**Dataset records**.
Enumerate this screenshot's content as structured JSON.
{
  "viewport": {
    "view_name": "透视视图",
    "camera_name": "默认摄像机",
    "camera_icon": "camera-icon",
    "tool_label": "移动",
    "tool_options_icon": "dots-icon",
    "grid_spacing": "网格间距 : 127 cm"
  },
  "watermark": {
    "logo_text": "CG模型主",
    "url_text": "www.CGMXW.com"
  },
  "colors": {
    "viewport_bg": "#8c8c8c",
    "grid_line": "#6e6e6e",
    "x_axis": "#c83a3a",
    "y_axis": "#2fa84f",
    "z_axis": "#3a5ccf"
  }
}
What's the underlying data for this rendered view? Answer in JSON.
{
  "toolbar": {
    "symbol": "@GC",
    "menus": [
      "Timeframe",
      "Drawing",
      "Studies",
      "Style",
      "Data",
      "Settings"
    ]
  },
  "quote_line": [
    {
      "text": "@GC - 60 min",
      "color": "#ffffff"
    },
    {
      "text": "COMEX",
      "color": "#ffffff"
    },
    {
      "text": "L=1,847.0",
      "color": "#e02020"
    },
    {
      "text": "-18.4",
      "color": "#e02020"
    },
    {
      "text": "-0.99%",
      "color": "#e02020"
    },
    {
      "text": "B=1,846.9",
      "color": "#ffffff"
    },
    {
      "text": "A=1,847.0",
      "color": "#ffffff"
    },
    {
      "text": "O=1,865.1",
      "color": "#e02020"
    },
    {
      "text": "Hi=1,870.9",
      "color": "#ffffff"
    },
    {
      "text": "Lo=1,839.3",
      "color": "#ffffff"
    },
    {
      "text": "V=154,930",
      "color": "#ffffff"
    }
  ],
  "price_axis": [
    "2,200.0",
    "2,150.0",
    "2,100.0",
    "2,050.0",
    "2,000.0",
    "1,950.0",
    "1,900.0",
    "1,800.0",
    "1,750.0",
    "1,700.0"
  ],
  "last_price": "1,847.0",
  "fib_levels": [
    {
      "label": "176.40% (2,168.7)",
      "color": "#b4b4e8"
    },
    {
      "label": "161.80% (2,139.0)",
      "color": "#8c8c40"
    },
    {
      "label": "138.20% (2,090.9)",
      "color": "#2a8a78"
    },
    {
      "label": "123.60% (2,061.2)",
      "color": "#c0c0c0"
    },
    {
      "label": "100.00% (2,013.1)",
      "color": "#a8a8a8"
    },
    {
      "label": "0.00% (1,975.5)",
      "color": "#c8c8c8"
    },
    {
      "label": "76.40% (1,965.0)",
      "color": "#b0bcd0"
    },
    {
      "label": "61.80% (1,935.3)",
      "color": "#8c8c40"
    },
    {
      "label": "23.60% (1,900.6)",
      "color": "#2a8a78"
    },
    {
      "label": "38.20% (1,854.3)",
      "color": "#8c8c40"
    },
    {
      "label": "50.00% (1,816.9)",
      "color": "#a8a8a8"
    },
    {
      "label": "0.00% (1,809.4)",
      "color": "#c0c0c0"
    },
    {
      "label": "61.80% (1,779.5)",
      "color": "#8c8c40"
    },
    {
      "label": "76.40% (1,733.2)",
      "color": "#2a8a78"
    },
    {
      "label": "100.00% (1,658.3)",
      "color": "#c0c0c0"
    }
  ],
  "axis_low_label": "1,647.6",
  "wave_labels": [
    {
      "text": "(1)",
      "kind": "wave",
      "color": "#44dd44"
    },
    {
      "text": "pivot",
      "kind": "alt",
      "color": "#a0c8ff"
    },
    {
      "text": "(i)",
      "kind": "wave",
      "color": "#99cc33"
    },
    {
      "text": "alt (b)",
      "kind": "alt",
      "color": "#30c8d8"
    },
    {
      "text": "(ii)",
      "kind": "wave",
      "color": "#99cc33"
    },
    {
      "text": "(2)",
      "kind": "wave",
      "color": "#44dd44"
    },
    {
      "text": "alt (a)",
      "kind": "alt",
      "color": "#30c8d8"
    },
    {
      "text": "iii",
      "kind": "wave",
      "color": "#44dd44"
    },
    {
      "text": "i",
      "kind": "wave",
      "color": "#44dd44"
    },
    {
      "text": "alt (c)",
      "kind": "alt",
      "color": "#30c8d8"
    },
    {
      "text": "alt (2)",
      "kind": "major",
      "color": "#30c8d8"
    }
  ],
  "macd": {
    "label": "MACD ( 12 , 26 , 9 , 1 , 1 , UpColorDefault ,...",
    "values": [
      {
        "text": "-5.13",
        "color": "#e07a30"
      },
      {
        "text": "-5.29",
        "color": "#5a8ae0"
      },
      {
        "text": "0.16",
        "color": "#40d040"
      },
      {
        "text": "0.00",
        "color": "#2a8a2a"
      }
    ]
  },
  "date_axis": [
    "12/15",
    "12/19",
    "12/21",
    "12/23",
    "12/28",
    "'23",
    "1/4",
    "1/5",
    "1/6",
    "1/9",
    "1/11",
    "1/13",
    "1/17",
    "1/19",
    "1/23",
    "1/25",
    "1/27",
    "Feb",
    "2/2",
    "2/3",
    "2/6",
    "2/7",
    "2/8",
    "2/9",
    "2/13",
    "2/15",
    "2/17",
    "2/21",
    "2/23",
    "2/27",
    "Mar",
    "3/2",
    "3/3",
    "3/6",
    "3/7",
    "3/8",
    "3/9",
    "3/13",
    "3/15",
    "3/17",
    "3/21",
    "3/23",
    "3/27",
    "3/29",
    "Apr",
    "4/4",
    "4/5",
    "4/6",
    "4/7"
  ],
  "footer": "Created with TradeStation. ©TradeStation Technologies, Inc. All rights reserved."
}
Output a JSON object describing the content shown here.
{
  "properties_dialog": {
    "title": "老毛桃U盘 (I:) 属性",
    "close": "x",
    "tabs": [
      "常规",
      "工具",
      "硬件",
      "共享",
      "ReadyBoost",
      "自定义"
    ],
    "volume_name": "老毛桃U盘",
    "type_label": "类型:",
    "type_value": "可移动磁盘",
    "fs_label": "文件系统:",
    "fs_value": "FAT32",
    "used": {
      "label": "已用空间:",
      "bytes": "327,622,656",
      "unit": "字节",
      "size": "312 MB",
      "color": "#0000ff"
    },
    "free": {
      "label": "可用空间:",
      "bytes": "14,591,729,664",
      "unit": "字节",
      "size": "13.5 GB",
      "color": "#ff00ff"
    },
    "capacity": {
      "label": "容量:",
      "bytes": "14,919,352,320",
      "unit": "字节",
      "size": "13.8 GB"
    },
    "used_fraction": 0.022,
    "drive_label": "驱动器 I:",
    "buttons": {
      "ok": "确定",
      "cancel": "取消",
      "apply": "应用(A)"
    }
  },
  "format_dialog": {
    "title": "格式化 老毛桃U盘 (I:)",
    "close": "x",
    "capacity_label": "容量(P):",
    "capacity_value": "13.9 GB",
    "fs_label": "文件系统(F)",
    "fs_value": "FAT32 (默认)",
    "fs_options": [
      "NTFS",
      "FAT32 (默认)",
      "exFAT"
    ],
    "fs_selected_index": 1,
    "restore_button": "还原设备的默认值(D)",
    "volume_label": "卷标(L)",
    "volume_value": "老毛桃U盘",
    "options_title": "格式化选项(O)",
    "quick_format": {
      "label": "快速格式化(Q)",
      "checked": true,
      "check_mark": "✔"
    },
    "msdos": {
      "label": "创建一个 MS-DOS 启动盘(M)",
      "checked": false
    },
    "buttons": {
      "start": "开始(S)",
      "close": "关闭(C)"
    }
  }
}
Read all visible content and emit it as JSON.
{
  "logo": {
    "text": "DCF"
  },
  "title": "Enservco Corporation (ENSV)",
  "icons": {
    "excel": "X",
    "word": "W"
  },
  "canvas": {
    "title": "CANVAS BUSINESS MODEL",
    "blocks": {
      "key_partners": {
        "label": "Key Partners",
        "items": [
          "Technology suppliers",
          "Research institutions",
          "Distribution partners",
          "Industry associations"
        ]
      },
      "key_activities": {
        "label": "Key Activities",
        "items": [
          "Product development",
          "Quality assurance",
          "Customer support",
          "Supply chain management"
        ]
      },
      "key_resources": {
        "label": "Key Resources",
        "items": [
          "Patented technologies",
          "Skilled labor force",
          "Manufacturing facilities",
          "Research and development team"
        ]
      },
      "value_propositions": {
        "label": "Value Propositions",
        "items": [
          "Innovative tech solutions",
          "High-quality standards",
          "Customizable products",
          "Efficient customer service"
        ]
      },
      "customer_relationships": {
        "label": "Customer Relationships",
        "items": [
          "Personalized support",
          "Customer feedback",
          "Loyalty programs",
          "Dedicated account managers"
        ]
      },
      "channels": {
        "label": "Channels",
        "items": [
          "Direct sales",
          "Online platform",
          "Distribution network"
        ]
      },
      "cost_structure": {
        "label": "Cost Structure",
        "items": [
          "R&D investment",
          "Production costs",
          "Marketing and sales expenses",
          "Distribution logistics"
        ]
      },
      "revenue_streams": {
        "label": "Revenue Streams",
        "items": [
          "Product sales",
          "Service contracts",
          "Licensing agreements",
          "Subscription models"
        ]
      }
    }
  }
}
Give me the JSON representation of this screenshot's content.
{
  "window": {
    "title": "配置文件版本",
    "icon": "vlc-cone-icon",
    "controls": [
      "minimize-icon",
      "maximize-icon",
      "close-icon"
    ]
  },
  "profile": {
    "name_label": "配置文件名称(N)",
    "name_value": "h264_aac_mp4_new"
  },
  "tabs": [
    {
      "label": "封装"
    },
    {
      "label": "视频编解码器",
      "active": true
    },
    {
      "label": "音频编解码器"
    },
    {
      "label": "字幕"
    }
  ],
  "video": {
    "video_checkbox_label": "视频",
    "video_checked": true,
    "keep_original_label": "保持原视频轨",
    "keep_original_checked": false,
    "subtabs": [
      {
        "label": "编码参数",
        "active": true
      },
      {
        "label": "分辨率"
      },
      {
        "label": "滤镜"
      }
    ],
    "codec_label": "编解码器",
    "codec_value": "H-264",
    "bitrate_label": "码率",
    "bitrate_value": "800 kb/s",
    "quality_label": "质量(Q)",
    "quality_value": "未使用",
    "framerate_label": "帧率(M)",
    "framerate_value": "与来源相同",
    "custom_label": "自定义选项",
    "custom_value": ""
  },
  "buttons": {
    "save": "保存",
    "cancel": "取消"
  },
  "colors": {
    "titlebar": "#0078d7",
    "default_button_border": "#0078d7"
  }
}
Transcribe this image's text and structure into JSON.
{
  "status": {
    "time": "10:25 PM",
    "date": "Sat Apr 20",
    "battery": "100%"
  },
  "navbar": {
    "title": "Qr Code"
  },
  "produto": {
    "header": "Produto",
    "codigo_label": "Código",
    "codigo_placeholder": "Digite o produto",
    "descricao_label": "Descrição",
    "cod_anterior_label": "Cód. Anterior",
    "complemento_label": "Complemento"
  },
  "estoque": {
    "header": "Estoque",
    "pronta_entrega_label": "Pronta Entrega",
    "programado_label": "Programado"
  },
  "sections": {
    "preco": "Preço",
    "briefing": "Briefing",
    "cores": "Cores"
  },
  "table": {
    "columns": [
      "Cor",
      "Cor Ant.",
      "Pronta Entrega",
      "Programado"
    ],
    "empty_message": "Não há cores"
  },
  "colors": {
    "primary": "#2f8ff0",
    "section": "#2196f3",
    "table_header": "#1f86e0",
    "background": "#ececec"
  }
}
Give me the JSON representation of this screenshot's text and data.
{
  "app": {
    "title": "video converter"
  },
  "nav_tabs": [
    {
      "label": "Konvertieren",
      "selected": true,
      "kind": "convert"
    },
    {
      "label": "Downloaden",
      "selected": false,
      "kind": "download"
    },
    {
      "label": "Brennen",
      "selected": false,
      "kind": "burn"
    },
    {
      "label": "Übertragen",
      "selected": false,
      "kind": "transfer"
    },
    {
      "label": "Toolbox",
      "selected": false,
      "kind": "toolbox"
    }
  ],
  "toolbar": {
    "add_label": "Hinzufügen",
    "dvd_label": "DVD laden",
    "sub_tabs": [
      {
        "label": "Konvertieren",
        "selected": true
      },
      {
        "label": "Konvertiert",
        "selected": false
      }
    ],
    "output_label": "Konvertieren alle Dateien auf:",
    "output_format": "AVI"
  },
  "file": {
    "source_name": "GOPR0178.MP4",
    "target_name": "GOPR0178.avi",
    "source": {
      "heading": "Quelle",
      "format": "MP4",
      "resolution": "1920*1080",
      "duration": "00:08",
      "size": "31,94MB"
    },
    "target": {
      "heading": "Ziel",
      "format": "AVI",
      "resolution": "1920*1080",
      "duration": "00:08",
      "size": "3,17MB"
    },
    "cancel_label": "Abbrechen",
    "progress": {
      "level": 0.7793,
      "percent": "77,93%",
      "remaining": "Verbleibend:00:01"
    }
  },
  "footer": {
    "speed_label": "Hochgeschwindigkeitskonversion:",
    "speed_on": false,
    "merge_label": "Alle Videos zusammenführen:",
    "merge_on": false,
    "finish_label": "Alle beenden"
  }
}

**Stated goal**. Which lines in the records above contain the string "content"? Copy each one.

**Task result**.
Enumerate this screenshot's content as structured JSON.
Output a JSON object describing the content shown here.
Read all visible content and emit it as JSON.
Give me the JSON representation of this screenshot's content.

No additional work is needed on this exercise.